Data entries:
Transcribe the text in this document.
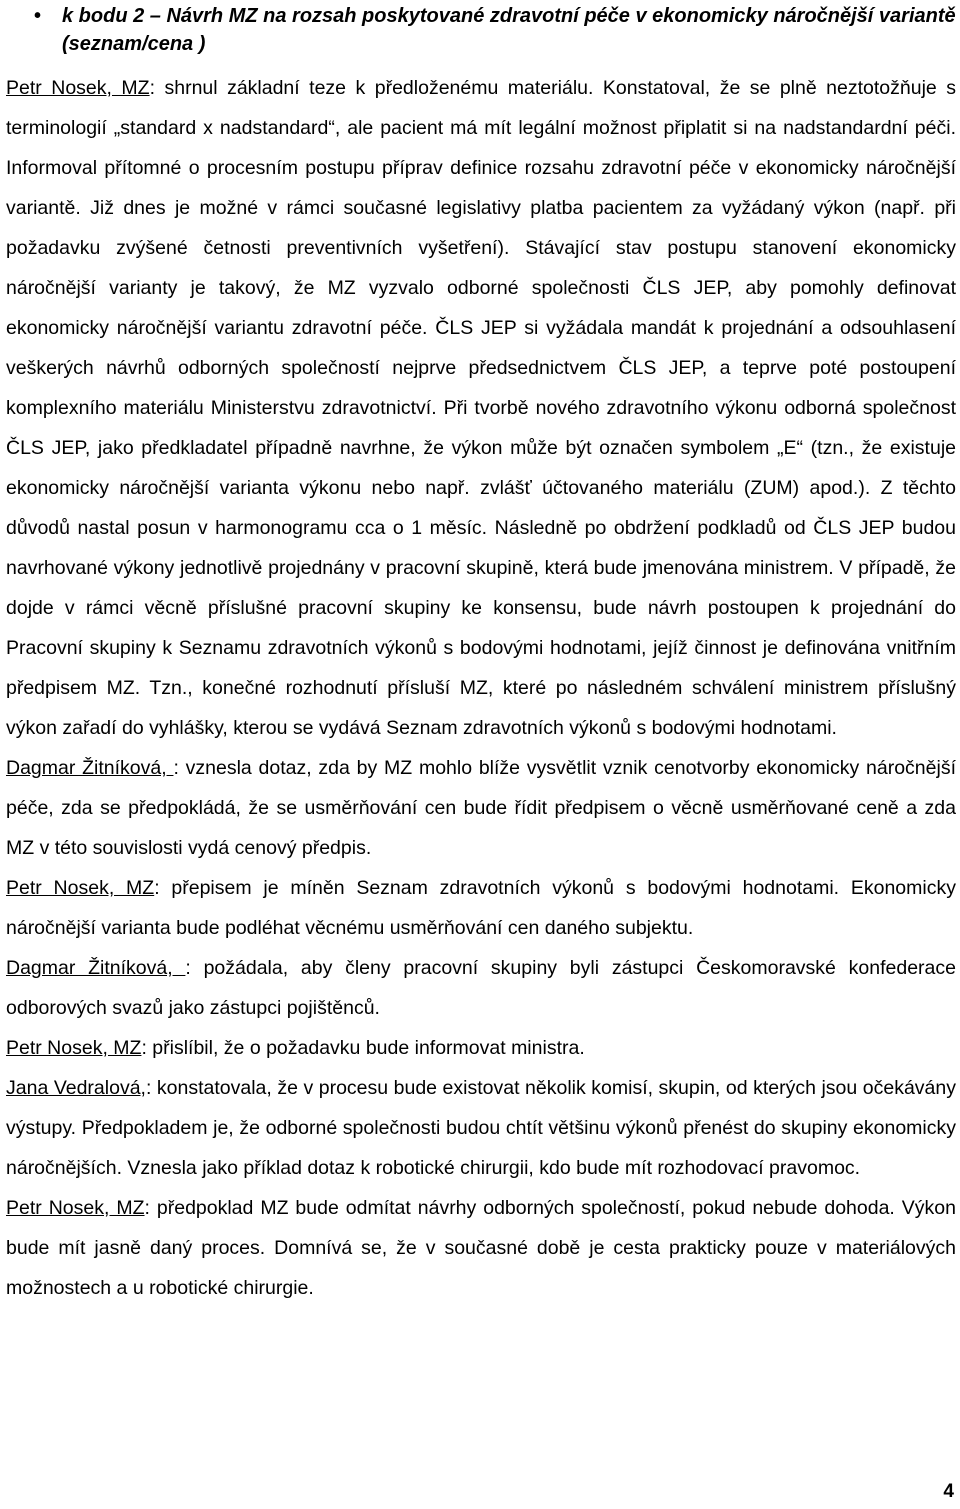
• k bodu 2 – Návrh MZ na rozsah poskytované zdravotní péče v ekonomicky náročnější variantě (seznam/cena )

Petr Nosek, MZ: shrnul základní teze k předloženému materiálu. Konstatoval, že se plně neztotožňuje s terminologií „standard x nadstandard“, ale pacient má mít legální možnost připlatit si na nadstandardní péči. Informoval přítomné o procesním postupu příprav definice rozsahu zdravotní péče v ekonomicky náročnější variantě. Již dnes je možné v rámci současné legislativy platba pacientem za vyžádaný výkon (např. při požadavku zvýšené četnosti preventivních vyšetření). Stávající stav postupu stanovení ekonomicky náročnější varianty je takový, že MZ vyzvalo odborné společnosti ČLS JEP, aby pomohly definovat ekonomicky náročnější variantu zdravotní péče. ČLS JEP si vyžádala mandát k projednání a odsouhlasení veškerých návrhů odborných společností nejprve předsednictvem ČLS JEP, a teprve poté postoupení komplexního materiálu Ministerstvu zdravotnictví. Při tvorbě nového zdravotního výkonu odborná společnost ČLS JEP, jako předkladatel případně navrhne, že výkon může být označen symbolem „E“ (tzn., že existuje ekonomicky náročnější varianta výkonu nebo např. zvlášť účtovaného materiálu (ZUM) apod.). Z těchto důvodů nastal posun v harmonogramu cca o 1 měsíc. Následně po obdržení podkladů od ČLS JEP budou navrhované výkony jednotlivě projednány v pracovní skupině, která bude jmenována ministrem. V případě, že dojde v rámci věcně příslušné pracovní skupiny ke konsensu, bude návrh postoupen k projednání do Pracovní skupiny k Seznamu zdravotních výkonů s bodovými hodnotami, jejíž činnost je definována vnitřním předpisem MZ. Tzn., konečné rozhodnutí přísluší MZ, které po následném schválení ministrem příslušný výkon zařadí do vyhlášky, kterou se vydává Seznam zdravotních výkonů s bodovými hodnotami.

Dagmar Žitníková, : vznesla dotaz, zda by MZ mohlo blíže vysvětlit vznik cenotvorby ekonomicky náročnější péče, zda se předpokládá, že se usměrňování cen bude řídit předpisem o věcně usměrňované ceně a zda MZ v této souvislosti vydá cenový předpis.

Petr Nosek, MZ: přepisem je míněn Seznam zdravotních výkonů s bodovými hodnotami. Ekonomicky náročnější varianta bude podléhat věcnému usměrňování cen daného subjektu.

Dagmar Žitníková, : požádala, aby členy pracovní skupiny byli zástupci Českomoravské konfederace odborových svazů jako zástupci pojištěnců.

Petr Nosek, MZ: přislíbil, že o požadavku bude informovat ministra.

Jana Vedralová,: konstatovala, že v procesu bude existovat několik komisí, skupin, od kterých jsou očekávány výstupy. Předpokladem je, že odborné společnosti budou chtít většinu výkonů přenést do skupiny ekonomicky náročnějších. Vznesla jako příklad dotaz k robotické chirurgii, kdo bude mít rozhodovací pravomoc.

Petr Nosek, MZ: předpoklad MZ bude odmítat návrhy odborných společností, pokud nebude dohoda. Výkon bude mít jasně daný proces. Domnívá se, že v současné době je cesta prakticky pouze v materiálových možnostech a u robotické chirurgie.

4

What needs to be done:
Retype everything in the material word for word, minus pictures.

Worked answer:
Transcribe the text in this document.
• k bodu 2 – Návrh MZ na rozsah poskytované zdravotní péče v ekonomicky náročnější variantě (seznam/cena )

Petr Nosek, MZ: shrnul základní teze k předloženému materiálu. Konstatoval, že se plně neztotožňuje s terminologií „standard x nadstandard“, ale pacient má mít legální možnost připlatit si na nadstandardní péči. Informoval přítomné o procesním postupu příprav definice rozsahu zdravotní péče v ekonomicky náročnější variantě. Již dnes je možné v rámci současné legislativy platba pacientem za vyžádaný výkon (např. při požadavku zvýšené četnosti preventivních vyšetření). Stávající stav postupu stanovení ekonomicky náročnější varianty je takový, že MZ vyzvalo odborné společnosti ČLS JEP, aby pomohly definovat ekonomicky náročnější variantu zdravotní péče. ČLS JEP si vyžádala mandát k projednání a odsouhlasení veškerých návrhů odborných společností nejprve předsednictvem ČLS JEP, a teprve poté postoupení komplexního materiálu Ministerstvu zdravotnictví. Při tvorbě nového zdravotního výkonu odborná společnost ČLS JEP, jako předkladatel případně navrhne, že výkon může být označen symbolem „E“ (tzn., že existuje ekonomicky náročnější varianta výkonu nebo např. zvlášť účtovaného materiálu (ZUM) apod.). Z těchto důvodů nastal posun v harmonogramu cca o 1 měsíc. Následně po obdržení podkladů od ČLS JEP budou navrhované výkony jednotlivě projednány v pracovní skupině, která bude jmenována ministrem. V případě, že dojde v rámci věcně příslušné pracovní skupiny ke konsensu, bude návrh postoupen k projednání do Pracovní skupiny k Seznamu zdravotních výkonů s bodovými hodnotami, jejíž činnost je definována vnitřním předpisem MZ. Tzn., konečné rozhodnutí přísluší MZ, které po následném schválení ministrem příslušný výkon zařadí do vyhlášky, kterou se vydává Seznam zdravotních výkonů s bodovými hodnotami.

Dagmar Žitníková, : vznesla dotaz, zda by MZ mohlo blíže vysvětlit vznik cenotvorby ekonomicky náročnější péče, zda se předpokládá, že se usměrňování cen bude řídit předpisem o věcně usměrňované ceně a zda MZ v této souvislosti vydá cenový předpis.

Petr Nosek, MZ: přepisem je míněn Seznam zdravotních výkonů s bodovými hodnotami. Ekonomicky náročnější varianta bude podléhat věcnému usměrňování cen daného subjektu.

Dagmar Žitníková, : požádala, aby členy pracovní skupiny byli zástupci Českomoravské konfederace odborových svazů jako zástupci pojištěnců.

Petr Nosek, MZ: přislíbil, že o požadavku bude informovat ministra.

Jana Vedralová,: konstatovala, že v procesu bude existovat několik komisí, skupin, od kterých jsou očekávány výstupy. Předpokladem je, že odborné společnosti budou chtít většinu výkonů přenést do skupiny ekonomicky náročnějších. Vznesla jako příklad dotaz k robotické chirurgii, kdo bude mít rozhodovací pravomoc.

Petr Nosek, MZ: předpoklad MZ bude odmítat návrhy odborných společností, pokud nebude dohoda. Výkon bude mít jasně daný proces. Domnívá se, že v současné době je cesta prakticky pouze v materiálových možnostech a u robotické chirurgie.

4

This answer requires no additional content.